**Aim:**
Give every line of the data again, unchanged, but with no pictures.

(Data listing)
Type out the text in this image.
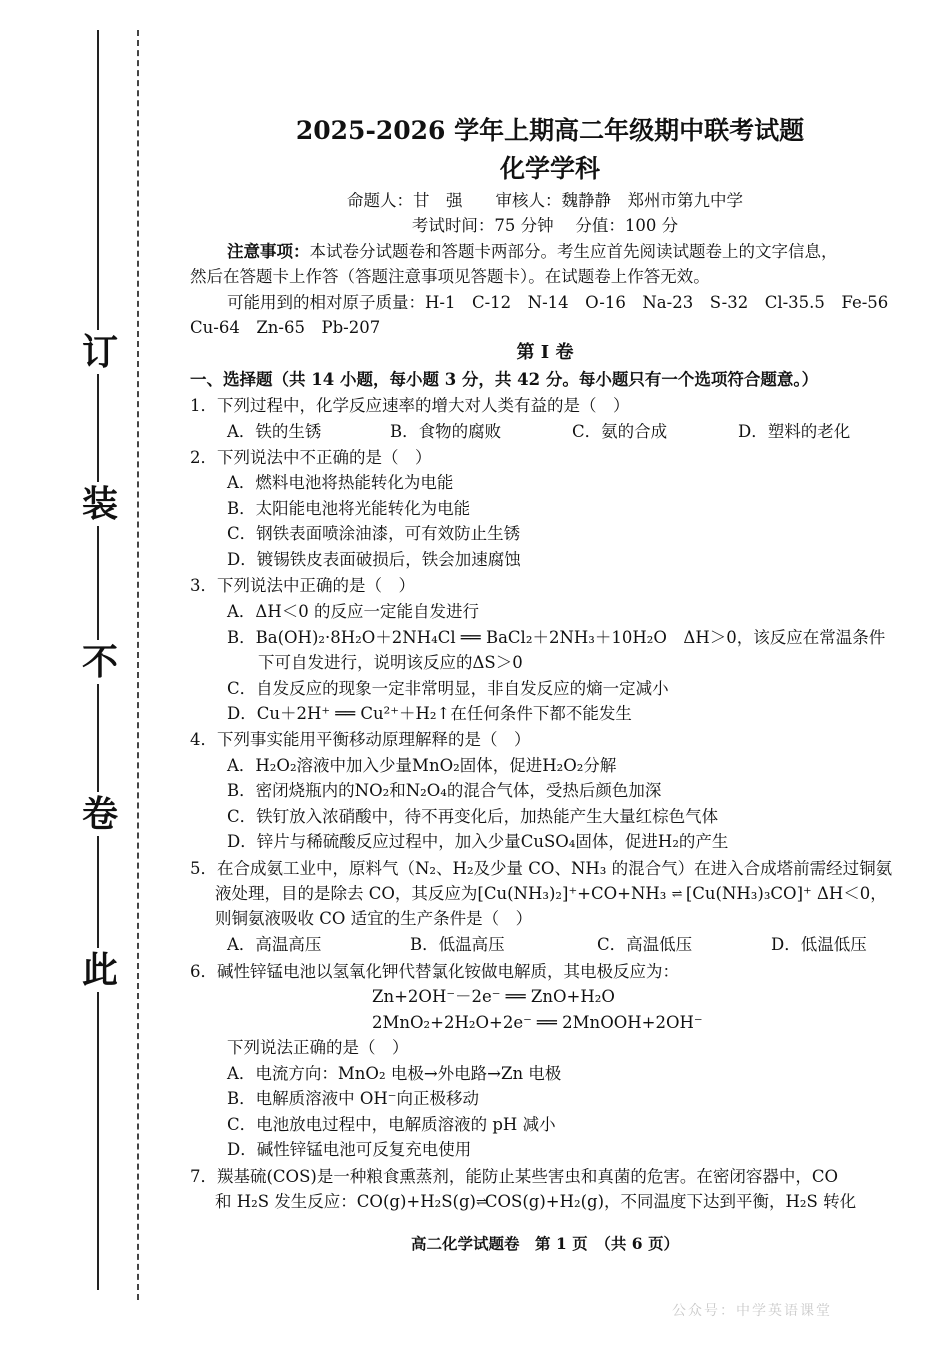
此
卷
不
装
订
2025-2026 学年上期高二年级期中联考试题
化学学科
命题人：甘　强　　审核人：魏静静　郑州市第九中学
考试时间：75 分钟　 分值：100 分
注意事项：本试卷分试题卷和答题卡两部分。考生应首先阅读试题卷上的文字信息，
然后在答题卡上作答（答题注意事项见答题卡）。在试题卷上作答无效。
可能用到的相对原子质量：H-1　C-12　N-14　O-16　Na-23　S-32　Cl-35.5　Fe-56
Cu-64　Zn-65　Pb-207
第 I 卷
一、选择题（共 14 小题，每小题 3 分，共 42 分。每小题只有一个选项符合题意。）
1．下列过程中，化学反应速率的增大对人类有益的是（　）
A．铁的生锈	B．食物的腐败	C．氨的合成	D．塑料的老化
2．下列说法中不正确的是（　）
A．燃料电池将热能转化为电能
B．太阳能电池将光能转化为电能
C．钢铁表面喷涂油漆，可有效防止生锈
D．镀锡铁皮表面破损后，铁会加速腐蚀
3．下列说法中正确的是（　）
A．ΔH＜0 的反应一定能自发进行
B．Ba(OH)₂·8H₂O＋2NH₄Cl ══ BaCl₂＋2NH₃＋10H₂O　ΔH＞0，该反应在常温条件
下可自发进行，说明该反应的ΔS＞0
C．自发反应的现象一定非常明显，非自发反应的熵一定减小
D．Cu＋2H⁺ ══ Cu²⁺＋H₂↑在任何条件下都不能发生
4．下列事实能用平衡移动原理解释的是（　）
A．H₂O₂溶液中加入少量MnO₂固体，促进H₂O₂分解
B．密闭烧瓶内的NO₂和N₂O₄的混合气体，受热后颜色加深
C．铁钉放入浓硝酸中，待不再变化后，加热能产生大量红棕色气体
D．锌片与稀硫酸反应过程中，加入少量CuSO₄固体，促进H₂的产生
5．在合成氨工业中，原料气（N₂、H₂及少量 CO、NH₃ 的混合气）在进入合成塔前需经过铜氨
液处理，目的是除去 CO，其反应为[Cu(NH₃)₂]⁺+CO+NH₃ ⇌ [Cu(NH₃)₃CO]⁺ ΔH＜0，
则铜氨液吸收 CO 适宜的生产条件是（　）
A．高温高压	B．低温高压	C．高温低压	D．低温低压
6．碱性锌锰电池以氢氧化钾代替氯化铵做电解质，其电极反应为：
Zn+2OH⁻－2e⁻ ══ ZnO+H₂O
2MnO₂+2H₂O+2e⁻ ══ 2MnOOH+2OH⁻
下列说法正确的是（　）
A．电流方向：MnO₂ 电极→外电路→Zn 电极
B．电解质溶液中 OH⁻向正极移动
C．电池放电过程中，电解质溶液的 pH 减小
D．碱性锌锰电池可反复充电使用
7．羰基硫(COS)是一种粮食熏蒸剂，能防止某些害虫和真菌的危害。在密闭容器中，CO
和 H₂S 发生反应：CO(g)+H₂S(g)⇌COS(g)+H₂(g)，不同温度下达到平衡，H₂S 转化
高二化学试题卷　第 1 页　（共 6 页）
公众号：中学英语课堂
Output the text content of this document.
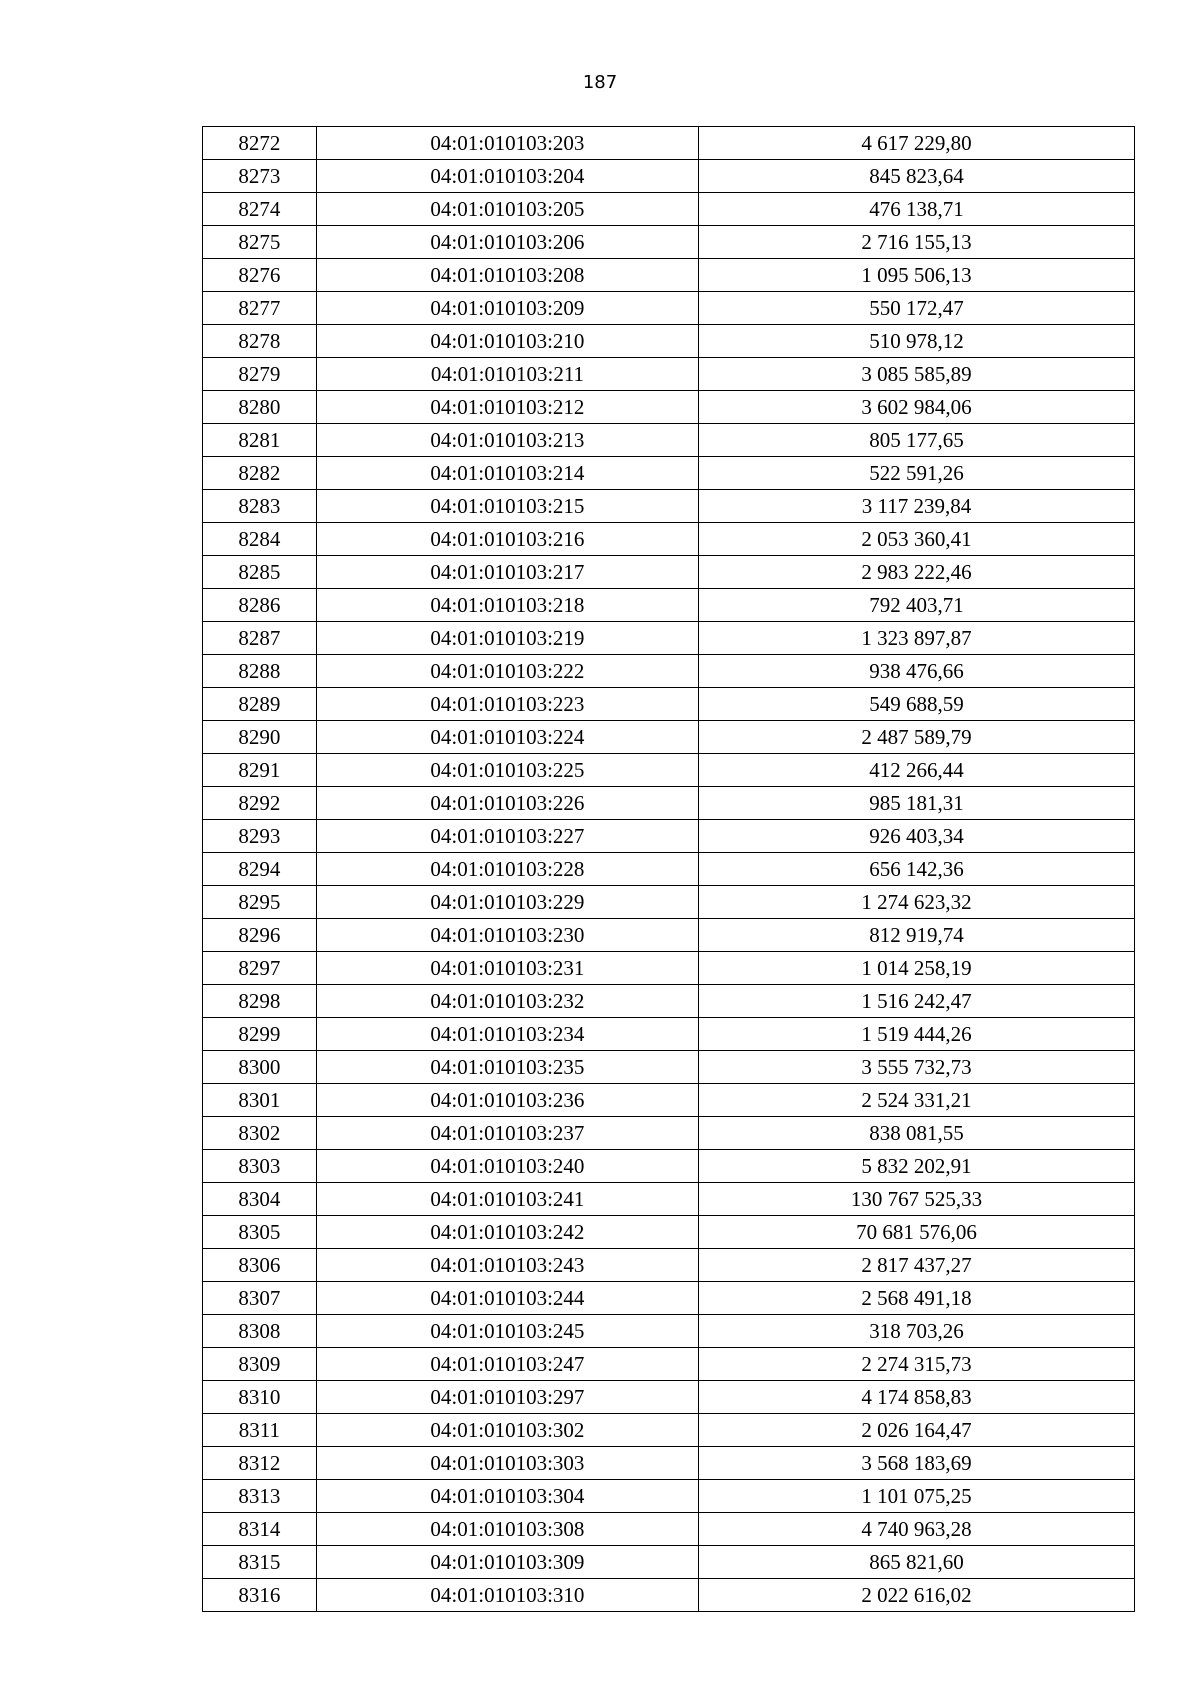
187
8272	04:01:010103:203	4 617 229,80
8273	04:01:010103:204	845 823,64
8274	04:01:010103:205	476 138,71
8275	04:01:010103:206	2 716 155,13
8276	04:01:010103:208	1 095 506,13
8277	04:01:010103:209	550 172,47
8278	04:01:010103:210	510 978,12
8279	04:01:010103:211	3 085 585,89
8280	04:01:010103:212	3 602 984,06
8281	04:01:010103:213	805 177,65
8282	04:01:010103:214	522 591,26
8283	04:01:010103:215	3 117 239,84
8284	04:01:010103:216	2 053 360,41
8285	04:01:010103:217	2 983 222,46
8286	04:01:010103:218	792 403,71
8287	04:01:010103:219	1 323 897,87
8288	04:01:010103:222	938 476,66
8289	04:01:010103:223	549 688,59
8290	04:01:010103:224	2 487 589,79
8291	04:01:010103:225	412 266,44
8292	04:01:010103:226	985 181,31
8293	04:01:010103:227	926 403,34
8294	04:01:010103:228	656 142,36
8295	04:01:010103:229	1 274 623,32
8296	04:01:010103:230	812 919,74
8297	04:01:010103:231	1 014 258,19
8298	04:01:010103:232	1 516 242,47
8299	04:01:010103:234	1 519 444,26
8300	04:01:010103:235	3 555 732,73
8301	04:01:010103:236	2 524 331,21
8302	04:01:010103:237	838 081,55
8303	04:01:010103:240	5 832 202,91
8304	04:01:010103:241	130 767 525,33
8305	04:01:010103:242	70 681 576,06
8306	04:01:010103:243	2 817 437,27
8307	04:01:010103:244	2 568 491,18
8308	04:01:010103:245	318 703,26
8309	04:01:010103:247	2 274 315,73
8310	04:01:010103:297	4 174 858,83
8311	04:01:010103:302	2 026 164,47
8312	04:01:010103:303	3 568 183,69
8313	04:01:010103:304	1 101 075,25
8314	04:01:010103:308	4 740 963,28
8315	04:01:010103:309	865 821,60
8316	04:01:010103:310	2 022 616,02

**Full response:**
Type out the text in this image.
此
卷
不
装
订
2025-2026 学年上期高二年级期中联考试题
化学学科
命题人：甘　强　　审核人：魏静静　郑州市第九中学
考试时间：75 分钟　 分值：100 分
注意事项：本试卷分试题卷和答题卡两部分。考生应首先阅读试题卷上的文字信息，
然后在答题卡上作答（答题注意事项见答题卡）。在试题卷上作答无效。
可能用到的相对原子质量：H-1　C-12　N-14　O-16　Na-23　S-32　Cl-35.5　Fe-56
Cu-64　Zn-65　Pb-207
第 I 卷
一、选择题（共 14 小题，每小题 3 分，共 42 分。每小题只有一个选项符合题意。）
1．下列过程中，化学反应速率的增大对人类有益的是（　）
A．铁的生锈	B．食物的腐败	C．氨的合成	D．塑料的老化
2．下列说法中不正确的是（　）
A．燃料电池将热能转化为电能
B．太阳能电池将光能转化为电能
C．钢铁表面喷涂油漆，可有效防止生锈
D．镀锡铁皮表面破损后，铁会加速腐蚀
3．下列说法中正确的是（　）
A．ΔH＜0 的反应一定能自发进行
B．Ba(OH)₂·8H₂O＋2NH₄Cl ══ BaCl₂＋2NH₃＋10H₂O　ΔH＞0，该反应在常温条件
下可自发进行，说明该反应的ΔS＞0
C．自发反应的现象一定非常明显，非自发反应的熵一定减小
D．Cu＋2H⁺ ══ Cu²⁺＋H₂↑在任何条件下都不能发生
4．下列事实能用平衡移动原理解释的是（　）
A．H₂O₂溶液中加入少量MnO₂固体，促进H₂O₂分解
B．密闭烧瓶内的NO₂和N₂O₄的混合气体，受热后颜色加深
C．铁钉放入浓硝酸中，待不再变化后，加热能产生大量红棕色气体
D．锌片与稀硫酸反应过程中，加入少量CuSO₄固体，促进H₂的产生
5．在合成氨工业中，原料气（N₂、H₂及少量 CO、NH₃ 的混合气）在进入合成塔前需经过铜氨
液处理，目的是除去 CO，其反应为[Cu(NH₃)₂]⁺+CO+NH₃ ⇌ [Cu(NH₃)₃CO]⁺ ΔH＜0，
则铜氨液吸收 CO 适宜的生产条件是（　）
A．高温高压	B．低温高压	C．高温低压	D．低温低压
6．碱性锌锰电池以氢氧化钾代替氯化铵做电解质，其电极反应为：
Zn+2OH⁻－2e⁻ ══ ZnO+H₂O
2MnO₂+2H₂O+2e⁻ ══ 2MnOOH+2OH⁻
下列说法正确的是（　）
A．电流方向：MnO₂ 电极→外电路→Zn 电极
B．电解质溶液中 OH⁻向正极移动
C．电池放电过程中，电解质溶液的 pH 减小
D．碱性锌锰电池可反复充电使用
7．羰基硫(COS)是一种粮食熏蒸剂，能防止某些害虫和真菌的危害。在密闭容器中，CO
和 H₂S 发生反应：CO(g)+H₂S(g)⇌COS(g)+H₂(g)，不同温度下达到平衡，H₂S 转化
高二化学试题卷　第 1 页　（共 6 页）
公众号：中学英语课堂
Output the text content of this document.
187
8272	04:01:010103:203	4 617 229,80
8273	04:01:010103:204	845 823,64
8274	04:01:010103:205	476 138,71
8275	04:01:010103:206	2 716 155,13
8276	04:01:010103:208	1 095 506,13
8277	04:01:010103:209	550 172,47
8278	04:01:010103:210	510 978,12
8279	04:01:010103:211	3 085 585,89
8280	04:01:010103:212	3 602 984,06
8281	04:01:010103:213	805 177,65
8282	04:01:010103:214	522 591,26
8283	04:01:010103:215	3 117 239,84
8284	04:01:010103:216	2 053 360,41
8285	04:01:010103:217	2 983 222,46
8286	04:01:010103:218	792 403,71
8287	04:01:010103:219	1 323 897,87
8288	04:01:010103:222	938 476,66
8289	04:01:010103:223	549 688,59
8290	04:01:010103:224	2 487 589,79
8291	04:01:010103:225	412 266,44
8292	04:01:010103:226	985 181,31
8293	04:01:010103:227	926 403,34
8294	04:01:010103:228	656 142,36
8295	04:01:010103:229	1 274 623,32
8296	04:01:010103:230	812 919,74
8297	04:01:010103:231	1 014 258,19
8298	04:01:010103:232	1 516 242,47
8299	04:01:010103:234	1 519 444,26
8300	04:01:010103:235	3 555 732,73
8301	04:01:010103:236	2 524 331,21
8302	04:01:010103:237	838 081,55
8303	04:01:010103:240	5 832 202,91
8304	04:01:010103:241	130 767 525,33
8305	04:01:010103:242	70 681 576,06
8306	04:01:010103:243	2 817 437,27
8307	04:01:010103:244	2 568 491,18
8308	04:01:010103:245	318 703,26
8309	04:01:010103:247	2 274 315,73
8310	04:01:010103:297	4 174 858,83
8311	04:01:010103:302	2 026 164,47
8312	04:01:010103:303	3 568 183,69
8313	04:01:010103:304	1 101 075,25
8314	04:01:010103:308	4 740 963,28
8315	04:01:010103:309	865 821,60
8316	04:01:010103:310	2 022 616,02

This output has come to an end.